* _PROBLEM DESCRIPTION_: Among the lines below, list those containing the string "sollen".

* _AVAILABLE DATA_:
⁂

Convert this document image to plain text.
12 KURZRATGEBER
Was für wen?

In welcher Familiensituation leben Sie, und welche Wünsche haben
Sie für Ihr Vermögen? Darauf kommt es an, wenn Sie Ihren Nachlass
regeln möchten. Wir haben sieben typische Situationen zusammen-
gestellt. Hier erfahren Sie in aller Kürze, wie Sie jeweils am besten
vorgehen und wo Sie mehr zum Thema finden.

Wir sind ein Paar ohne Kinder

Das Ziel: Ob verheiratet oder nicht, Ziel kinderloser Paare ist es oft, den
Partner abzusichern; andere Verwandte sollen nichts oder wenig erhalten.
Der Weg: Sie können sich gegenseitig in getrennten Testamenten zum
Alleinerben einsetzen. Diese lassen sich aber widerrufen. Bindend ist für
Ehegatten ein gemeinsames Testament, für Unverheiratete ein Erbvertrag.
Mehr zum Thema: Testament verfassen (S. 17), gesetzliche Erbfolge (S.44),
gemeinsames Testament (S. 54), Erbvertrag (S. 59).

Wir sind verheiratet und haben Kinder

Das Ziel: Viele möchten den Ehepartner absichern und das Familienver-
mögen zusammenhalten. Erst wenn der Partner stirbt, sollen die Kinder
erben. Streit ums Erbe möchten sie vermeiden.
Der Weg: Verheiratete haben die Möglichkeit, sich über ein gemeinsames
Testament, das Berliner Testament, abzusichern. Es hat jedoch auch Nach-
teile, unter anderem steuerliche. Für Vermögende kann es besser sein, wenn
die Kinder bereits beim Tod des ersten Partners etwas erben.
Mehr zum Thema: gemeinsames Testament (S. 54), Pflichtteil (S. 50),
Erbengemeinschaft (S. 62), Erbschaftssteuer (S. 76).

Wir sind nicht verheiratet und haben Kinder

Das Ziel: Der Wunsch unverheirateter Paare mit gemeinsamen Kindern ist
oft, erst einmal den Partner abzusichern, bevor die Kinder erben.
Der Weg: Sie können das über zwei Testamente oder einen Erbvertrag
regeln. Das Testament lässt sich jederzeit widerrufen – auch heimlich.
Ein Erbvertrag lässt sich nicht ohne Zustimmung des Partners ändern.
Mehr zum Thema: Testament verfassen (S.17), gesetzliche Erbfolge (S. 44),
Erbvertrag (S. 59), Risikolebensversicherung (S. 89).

⁂

* _EXERCISE ANSWER_:
Partner abzusichern; andere Verwandte sollen nichts oder wenig erhalten.
mögen zusammenhalten. Erst wenn der Partner stirbt, sollen die Kinder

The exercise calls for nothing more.